[Set problem] All entries below are to be set down again, identical to the source.

[Records to process]
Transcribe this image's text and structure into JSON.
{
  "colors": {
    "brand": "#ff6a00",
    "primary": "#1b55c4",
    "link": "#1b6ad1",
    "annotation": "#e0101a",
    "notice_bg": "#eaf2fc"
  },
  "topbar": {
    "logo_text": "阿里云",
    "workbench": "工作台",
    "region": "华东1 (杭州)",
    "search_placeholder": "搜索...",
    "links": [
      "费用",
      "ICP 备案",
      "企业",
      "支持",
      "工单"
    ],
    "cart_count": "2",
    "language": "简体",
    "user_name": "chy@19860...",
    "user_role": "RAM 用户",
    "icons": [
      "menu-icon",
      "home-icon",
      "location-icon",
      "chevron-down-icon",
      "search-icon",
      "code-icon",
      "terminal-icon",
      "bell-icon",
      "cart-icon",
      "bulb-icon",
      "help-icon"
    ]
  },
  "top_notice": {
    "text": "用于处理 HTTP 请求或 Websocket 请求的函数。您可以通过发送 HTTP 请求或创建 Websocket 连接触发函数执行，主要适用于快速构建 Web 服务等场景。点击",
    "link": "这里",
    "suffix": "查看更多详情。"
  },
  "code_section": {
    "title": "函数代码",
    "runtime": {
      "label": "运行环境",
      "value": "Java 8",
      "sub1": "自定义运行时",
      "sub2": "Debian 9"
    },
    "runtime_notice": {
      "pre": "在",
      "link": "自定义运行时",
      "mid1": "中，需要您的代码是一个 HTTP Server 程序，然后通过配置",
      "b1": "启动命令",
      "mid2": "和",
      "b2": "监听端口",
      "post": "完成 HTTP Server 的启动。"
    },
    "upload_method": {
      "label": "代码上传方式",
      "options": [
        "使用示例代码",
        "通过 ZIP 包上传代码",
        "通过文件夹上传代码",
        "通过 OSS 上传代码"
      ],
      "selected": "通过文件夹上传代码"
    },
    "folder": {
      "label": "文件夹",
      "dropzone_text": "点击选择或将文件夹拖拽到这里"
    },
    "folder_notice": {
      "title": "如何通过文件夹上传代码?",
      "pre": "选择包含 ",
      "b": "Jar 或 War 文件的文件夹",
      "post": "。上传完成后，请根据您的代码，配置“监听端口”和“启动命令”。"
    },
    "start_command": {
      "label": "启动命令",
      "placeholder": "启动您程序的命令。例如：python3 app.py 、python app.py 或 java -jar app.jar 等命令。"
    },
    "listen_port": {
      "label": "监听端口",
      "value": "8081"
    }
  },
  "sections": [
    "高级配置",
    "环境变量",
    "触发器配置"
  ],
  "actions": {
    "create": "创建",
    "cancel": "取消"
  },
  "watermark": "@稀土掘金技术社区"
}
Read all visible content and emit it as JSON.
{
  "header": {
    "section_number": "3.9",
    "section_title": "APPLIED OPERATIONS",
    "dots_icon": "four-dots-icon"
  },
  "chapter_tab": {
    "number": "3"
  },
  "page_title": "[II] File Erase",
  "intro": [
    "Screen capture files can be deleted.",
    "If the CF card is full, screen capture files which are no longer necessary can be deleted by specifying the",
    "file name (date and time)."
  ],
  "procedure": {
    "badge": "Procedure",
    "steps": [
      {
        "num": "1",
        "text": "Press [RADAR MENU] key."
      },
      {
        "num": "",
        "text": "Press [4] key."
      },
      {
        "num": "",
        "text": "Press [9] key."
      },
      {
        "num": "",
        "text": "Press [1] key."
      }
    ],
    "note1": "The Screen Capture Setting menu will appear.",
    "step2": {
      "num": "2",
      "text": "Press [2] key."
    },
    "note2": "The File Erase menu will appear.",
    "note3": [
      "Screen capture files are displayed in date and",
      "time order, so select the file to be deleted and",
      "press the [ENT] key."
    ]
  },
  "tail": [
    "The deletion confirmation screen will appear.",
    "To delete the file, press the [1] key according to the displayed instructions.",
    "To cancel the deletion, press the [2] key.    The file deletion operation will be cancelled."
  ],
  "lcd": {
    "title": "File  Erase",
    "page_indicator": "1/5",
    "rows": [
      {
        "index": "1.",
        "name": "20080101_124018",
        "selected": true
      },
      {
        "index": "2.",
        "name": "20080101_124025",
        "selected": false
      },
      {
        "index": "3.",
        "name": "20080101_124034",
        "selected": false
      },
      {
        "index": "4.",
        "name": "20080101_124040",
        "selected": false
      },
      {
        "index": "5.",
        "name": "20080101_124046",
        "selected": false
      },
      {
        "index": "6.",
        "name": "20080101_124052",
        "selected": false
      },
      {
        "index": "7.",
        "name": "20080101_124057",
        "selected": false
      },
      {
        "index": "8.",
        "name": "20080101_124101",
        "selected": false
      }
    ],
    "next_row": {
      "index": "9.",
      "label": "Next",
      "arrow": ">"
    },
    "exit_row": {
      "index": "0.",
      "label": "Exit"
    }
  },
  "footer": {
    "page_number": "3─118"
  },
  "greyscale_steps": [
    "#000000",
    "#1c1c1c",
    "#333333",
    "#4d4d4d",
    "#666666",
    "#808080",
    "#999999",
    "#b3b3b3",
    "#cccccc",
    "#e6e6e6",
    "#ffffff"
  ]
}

[Written answer]
Transcribe this image's text and structure into JSON.
{
  "colors": {
    "brand": "#ff6a00",
    "primary": "#1b55c4",
    "link": "#1b6ad1",
    "annotation": "#e0101a",
    "notice_bg": "#eaf2fc"
  },
  "topbar": {
    "logo_text": "阿里云",
    "workbench": "工作台",
    "region": "华东1 (杭州)",
    "search_placeholder": "搜索...",
    "links": [
      "费用",
      "ICP 备案",
      "企业",
      "支持",
      "工单"
    ],
    "cart_count": "2",
    "language": "简体",
    "user_name": "chy@19860...",
    "user_role": "RAM 用户",
    "icons": [
      "menu-icon",
      "home-icon",
      "location-icon",
      "chevron-down-icon",
      "search-icon",
      "code-icon",
      "terminal-icon",
      "bell-icon",
      "cart-icon",
      "bulb-icon",
      "help-icon"
    ]
  },
  "top_notice": {
    "text": "用于处理 HTTP 请求或 Websocket 请求的函数。您可以通过发送 HTTP 请求或创建 Websocket 连接触发函数执行，主要适用于快速构建 Web 服务等场景。点击",
    "link": "这里",
    "suffix": "查看更多详情。"
  },
  "code_section": {
    "title": "函数代码",
    "runtime": {
      "label": "运行环境",
      "value": "Java 8",
      "sub1": "自定义运行时",
      "sub2": "Debian 9"
    },
    "runtime_notice": {
      "pre": "在",
      "link": "自定义运行时",
      "mid1": "中，需要您的代码是一个 HTTP Server 程序，然后通过配置",
      "b1": "启动命令",
      "mid2": "和",
      "b2": "监听端口",
      "post": "完成 HTTP Server 的启动。"
    },
    "upload_method": {
      "label": "代码上传方式",
      "options": [
        "使用示例代码",
        "通过 ZIP 包上传代码",
        "通过文件夹上传代码",
        "通过 OSS 上传代码"
      ],
      "selected": "通过文件夹上传代码"
    },
    "folder": {
      "label": "文件夹",
      "dropzone_text": "点击选择或将文件夹拖拽到这里"
    },
    "folder_notice": {
      "title": "如何通过文件夹上传代码?",
      "pre": "选择包含 ",
      "b": "Jar 或 War 文件的文件夹",
      "post": "。上传完成后，请根据您的代码，配置“监听端口”和“启动命令”。"
    },
    "start_command": {
      "label": "启动命令",
      "placeholder": "启动您程序的命令。例如：python3 app.py 、python app.py 或 java -jar app.jar 等命令。"
    },
    "listen_port": {
      "label": "监听端口",
      "value": "8081"
    }
  },
  "sections": [
    "高级配置",
    "环境变量",
    "触发器配置"
  ],
  "actions": {
    "create": "创建",
    "cancel": "取消"
  },
  "watermark": "@稀土掘金技术社区"
}
Read all visible content and emit it as JSON.
{
  "header": {
    "section_number": "3.9",
    "section_title": "APPLIED OPERATIONS",
    "dots_icon": "four-dots-icon"
  },
  "chapter_tab": {
    "number": "3"
  },
  "page_title": "[II] File Erase",
  "intro": [
    "Screen capture files can be deleted.",
    "If the CF card is full, screen capture files which are no longer necessary can be deleted by specifying the",
    "file name (date and time)."
  ],
  "procedure": {
    "badge": "Procedure",
    "steps": [
      {
        "num": "1",
        "text": "Press [RADAR MENU] key."
      },
      {
        "num": "",
        "text": "Press [4] key."
      },
      {
        "num": "",
        "text": "Press [9] key."
      },
      {
        "num": "",
        "text": "Press [1] key."
      }
    ],
    "note1": "The Screen Capture Setting menu will appear.",
    "step2": {
      "num": "2",
      "text": "Press [2] key."
    },
    "note2": "The File Erase menu will appear.",
    "note3": [
      "Screen capture files are displayed in date and",
      "time order, so select the file to be deleted and",
      "press the [ENT] key."
    ]
  },
  "tail": [
    "The deletion confirmation screen will appear.",
    "To delete the file, press the [1] key according to the displayed instructions.",
    "To cancel the deletion, press the [2] key.    The file deletion operation will be cancelled."
  ],
  "lcd": {
    "title": "File  Erase",
    "page_indicator": "1/5",
    "rows": [
      {
        "index": "1.",
        "name": "20080101_124018",
        "selected": true
      },
      {
        "index": "2.",
        "name": "20080101_124025",
        "selected": false
      },
      {
        "index": "3.",
        "name": "20080101_124034",
        "selected": false
      },
      {
        "index": "4.",
        "name": "20080101_124040",
        "selected": false
      },
      {
        "index": "5.",
        "name": "20080101_124046",
        "selected": false
      },
      {
        "index": "6.",
        "name": "20080101_124052",
        "selected": false
      },
      {
        "index": "7.",
        "name": "20080101_124057",
        "selected": false
      },
      {
        "index": "8.",
        "name": "20080101_124101",
        "selected": false
      }
    ],
    "next_row": {
      "index": "9.",
      "label": "Next",
      "arrow": ">"
    },
    "exit_row": {
      "index": "0.",
      "label": "Exit"
    }
  },
  "footer": {
    "page_number": "3─118"
  },
  "greyscale_steps": [
    "#000000",
    "#1c1c1c",
    "#333333",
    "#4d4d4d",
    "#666666",
    "#808080",
    "#999999",
    "#b3b3b3",
    "#cccccc",
    "#e6e6e6",
    "#ffffff"
  ]
}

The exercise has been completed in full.